> **DATASET RECORDS**
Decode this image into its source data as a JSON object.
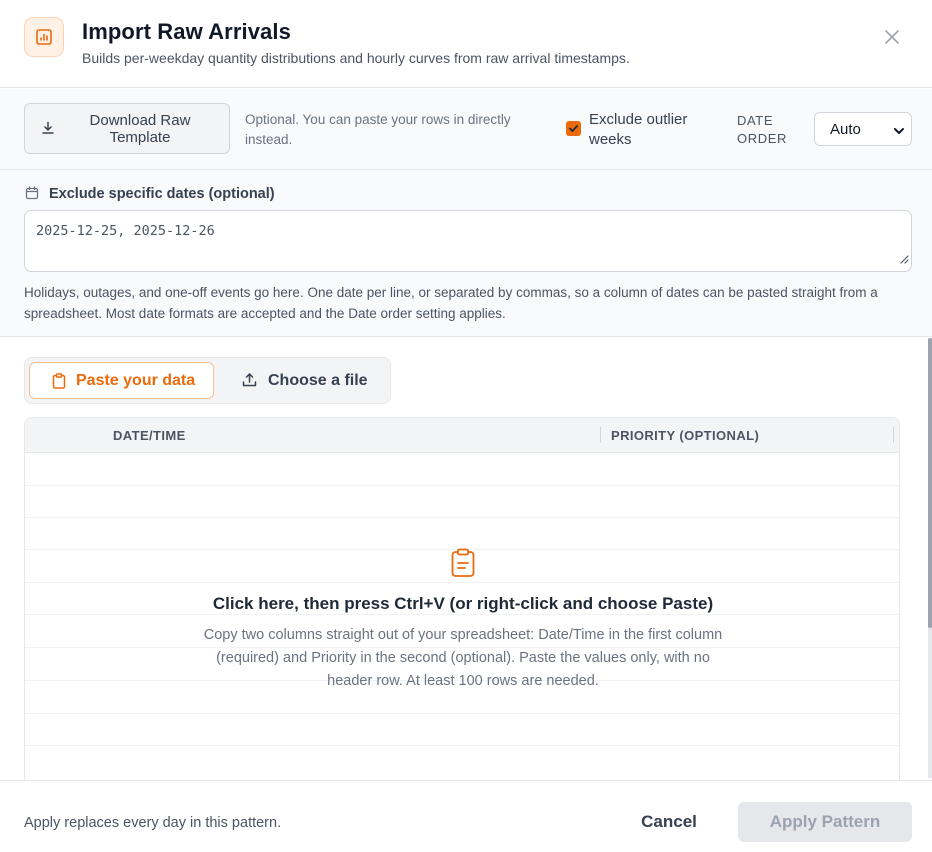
{
  "header": {
    "title": "Import Raw Arrivals",
    "subtitle": "Builds per-weekday quantity distributions and hourly curves from raw arrival timestamps.",
    "icon": "bar-chart-icon",
    "accent_color": "#ea6a0c"
  },
  "options": {
    "download_label": "Download Raw Template",
    "download_note": "Optional. You can paste your rows in directly instead.",
    "exclude_outliers_label": "Exclude outlier weeks",
    "exclude_outliers_checked": true,
    "date_order_label": "DATE ORDER",
    "date_order_value": "Auto"
  },
  "exclude_dates": {
    "title": "Exclude specific dates (optional)",
    "placeholder": "2025-12-25, 2025-12-26",
    "help": "Holidays, outages, and one-off events go here. One date per line, or separated by commas, so a column of dates can be pasted straight from a spreadsheet. Most date formats are accepted and the Date order setting applies."
  },
  "tabs": [
    {
      "label": "Paste your data",
      "active": true
    },
    {
      "label": "Choose a file",
      "active": false
    }
  ],
  "grid": {
    "columns": [
      "DATE/TIME",
      "PRIORITY (OPTIONAL)"
    ],
    "prompt_title": "Click here, then press Ctrl+V (or right-click and choose Paste)",
    "prompt_text": "Copy two columns straight out of your spreadsheet: Date/Time in the first column (required) and Priority in the second (optional). Paste the values only, with no header row. At least 100 rows are needed."
  },
  "footer": {
    "note": "Apply replaces every day in this pattern.",
    "cancel_label": "Cancel",
    "apply_label": "Apply Pattern",
    "apply_enabled": false
  }
}
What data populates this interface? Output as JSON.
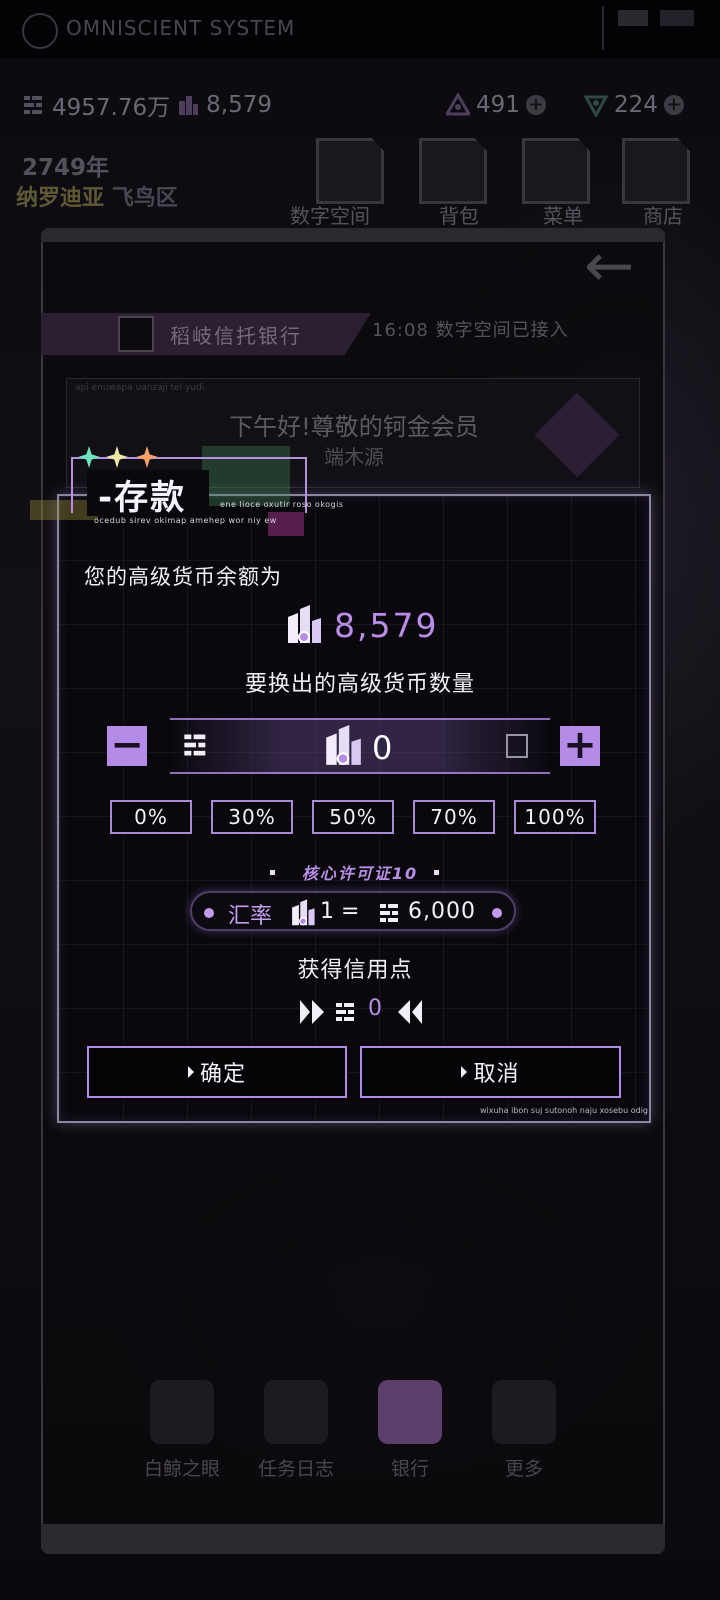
{
  "header": {
    "system_title": "OMNISCIENT SYSTEM",
    "currency_wan": "4957.76万",
    "premium_count": "8,579",
    "resource_a": "491",
    "resource_b": "224",
    "year": "2749年",
    "region": "纳罗迪亚",
    "district": "飞鸟区"
  },
  "top_buttons": [
    {
      "label": "数字空间"
    },
    {
      "label": "背包"
    },
    {
      "label": "菜单"
    },
    {
      "label": "商店"
    }
  ],
  "bank": {
    "name": "稻岐信托银行",
    "status": "16:08 数字空间已接入",
    "greeting_small": "api enuwapa uanzaji tel yudi",
    "greeting": "下午好!尊敬的钶金会员",
    "member_name": "端木源"
  },
  "dialog": {
    "title": "-存款",
    "subtitle_a": "ene lioce oxutir roso okogis",
    "subtitle_b": "ocedub sirev okimap amehep wor niy ew",
    "balance_label": "您的高级货币余额为",
    "balance_value": "8,579",
    "exchange_label": "要换出的高级货币数量",
    "quantity": "0",
    "percent_options": [
      "0%",
      "30%",
      "50%",
      "70%",
      "100%"
    ],
    "license": "核心许可证10",
    "rate_label": "汇率",
    "rate_left": "1 =",
    "rate_right": "6,000",
    "credit_label": "获得信用点",
    "credit_value": "0",
    "confirm": "确定",
    "cancel": "取消",
    "footer": "wixuha ibon suj sutonoh naju xosebu odig"
  },
  "bottom_nav": [
    {
      "label": "白鲸之眼"
    },
    {
      "label": "任务日志"
    },
    {
      "label": "银行"
    },
    {
      "label": "更多"
    }
  ],
  "colors": {
    "accent": "#b48be6",
    "accent_text": "#b98de8",
    "background": "#0c0a10"
  }
}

> **GIVEN PROBLEM**
Reproduce the listing exactly. Leave its pictures out.

> **SOLUTION BELOW**
Decode this image into its source data as a JSON object.
{
  "header": {
    "title": "Import Raw Arrivals",
    "subtitle": "Builds per-weekday quantity distributions and hourly curves from raw arrival timestamps.",
    "icon": "bar-chart-icon",
    "accent_color": "#ea6a0c"
  },
  "options": {
    "download_label": "Download Raw Template",
    "download_note": "Optional. You can paste your rows in directly instead.",
    "exclude_outliers_label": "Exclude outlier weeks",
    "exclude_outliers_checked": true,
    "date_order_label": "DATE ORDER",
    "date_order_value": "Auto"
  },
  "exclude_dates": {
    "title": "Exclude specific dates (optional)",
    "placeholder": "2025-12-25, 2025-12-26",
    "help": "Holidays, outages, and one-off events go here. One date per line, or separated by commas, so a column of dates can be pasted straight from a spreadsheet. Most date formats are accepted and the Date order setting applies."
  },
  "tabs": [
    {
      "label": "Paste your data",
      "active": true
    },
    {
      "label": "Choose a file",
      "active": false
    }
  ],
  "grid": {
    "columns": [
      "DATE/TIME",
      "PRIORITY (OPTIONAL)"
    ],
    "prompt_title": "Click here, then press Ctrl+V (or right-click and choose Paste)",
    "prompt_text": "Copy two columns straight out of your spreadsheet: Date/Time in the first column (required) and Priority in the second (optional). Paste the values only, with no header row. At least 100 rows are needed."
  },
  "footer": {
    "note": "Apply replaces every day in this pattern.",
    "cancel_label": "Cancel",
    "apply_label": "Apply Pattern",
    "apply_enabled": false
  }
}
What data populates this interface? Output as JSON.
{
  "header": {
    "system_title": "OMNISCIENT SYSTEM",
    "currency_wan": "4957.76万",
    "premium_count": "8,579",
    "resource_a": "491",
    "resource_b": "224",
    "year": "2749年",
    "region": "纳罗迪亚",
    "district": "飞鸟区"
  },
  "top_buttons": [
    {
      "label": "数字空间"
    },
    {
      "label": "背包"
    },
    {
      "label": "菜单"
    },
    {
      "label": "商店"
    }
  ],
  "bank": {
    "name": "稻岐信托银行",
    "status": "16:08 数字空间已接入",
    "greeting_small": "api enuwapa uanzaji tel yudi",
    "greeting": "下午好!尊敬的钶金会员",
    "member_name": "端木源"
  },
  "dialog": {
    "title": "-存款",
    "subtitle_a": "ene lioce oxutir roso okogis",
    "subtitle_b": "ocedub sirev okimap amehep wor niy ew",
    "balance_label": "您的高级货币余额为",
    "balance_value": "8,579",
    "exchange_label": "要换出的高级货币数量",
    "quantity": "0",
    "percent_options": [
      "0%",
      "30%",
      "50%",
      "70%",
      "100%"
    ],
    "license": "核心许可证10",
    "rate_label": "汇率",
    "rate_left": "1 =",
    "rate_right": "6,000",
    "credit_label": "获得信用点",
    "credit_value": "0",
    "confirm": "确定",
    "cancel": "取消",
    "footer": "wixuha ibon suj sutonoh naju xosebu odig"
  },
  "bottom_nav": [
    {
      "label": "白鲸之眼"
    },
    {
      "label": "任务日志"
    },
    {
      "label": "银行"
    },
    {
      "label": "更多"
    }
  ],
  "colors": {
    "accent": "#b48be6",
    "accent_text": "#b98de8",
    "background": "#0c0a10"
  }
}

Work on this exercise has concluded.